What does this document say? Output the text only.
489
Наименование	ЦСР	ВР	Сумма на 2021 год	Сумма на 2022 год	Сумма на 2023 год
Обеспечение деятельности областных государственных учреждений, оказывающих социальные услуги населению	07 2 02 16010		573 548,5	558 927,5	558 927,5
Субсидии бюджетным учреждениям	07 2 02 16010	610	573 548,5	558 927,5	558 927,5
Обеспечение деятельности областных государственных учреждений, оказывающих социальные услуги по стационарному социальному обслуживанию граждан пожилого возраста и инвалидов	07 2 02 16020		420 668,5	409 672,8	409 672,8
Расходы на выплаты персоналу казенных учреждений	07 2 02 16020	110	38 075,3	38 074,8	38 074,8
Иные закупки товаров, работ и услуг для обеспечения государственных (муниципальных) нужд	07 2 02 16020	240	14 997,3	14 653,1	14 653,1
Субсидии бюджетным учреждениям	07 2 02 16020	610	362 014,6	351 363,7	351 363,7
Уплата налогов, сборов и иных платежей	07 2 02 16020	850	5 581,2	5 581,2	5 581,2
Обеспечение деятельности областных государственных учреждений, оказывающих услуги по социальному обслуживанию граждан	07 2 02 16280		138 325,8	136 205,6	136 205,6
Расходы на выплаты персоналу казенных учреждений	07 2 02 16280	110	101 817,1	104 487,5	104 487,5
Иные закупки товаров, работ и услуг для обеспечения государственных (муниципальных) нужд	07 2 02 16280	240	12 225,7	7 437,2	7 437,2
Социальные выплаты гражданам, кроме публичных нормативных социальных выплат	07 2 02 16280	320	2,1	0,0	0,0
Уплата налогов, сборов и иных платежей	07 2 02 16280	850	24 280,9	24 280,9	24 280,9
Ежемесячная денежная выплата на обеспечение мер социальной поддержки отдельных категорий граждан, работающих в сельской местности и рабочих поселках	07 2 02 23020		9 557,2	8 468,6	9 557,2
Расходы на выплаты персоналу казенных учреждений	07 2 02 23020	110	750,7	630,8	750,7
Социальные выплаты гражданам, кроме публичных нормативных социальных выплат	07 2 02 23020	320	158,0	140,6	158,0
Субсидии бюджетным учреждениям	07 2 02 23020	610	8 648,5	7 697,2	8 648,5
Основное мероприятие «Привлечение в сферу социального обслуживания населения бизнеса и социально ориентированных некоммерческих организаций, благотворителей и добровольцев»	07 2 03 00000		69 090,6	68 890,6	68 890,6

********************

__AIM OF THE EXERCISE__
In the records above, how many lines contain the string "закупки"? State that number only.

__FINAL ANSWER__
2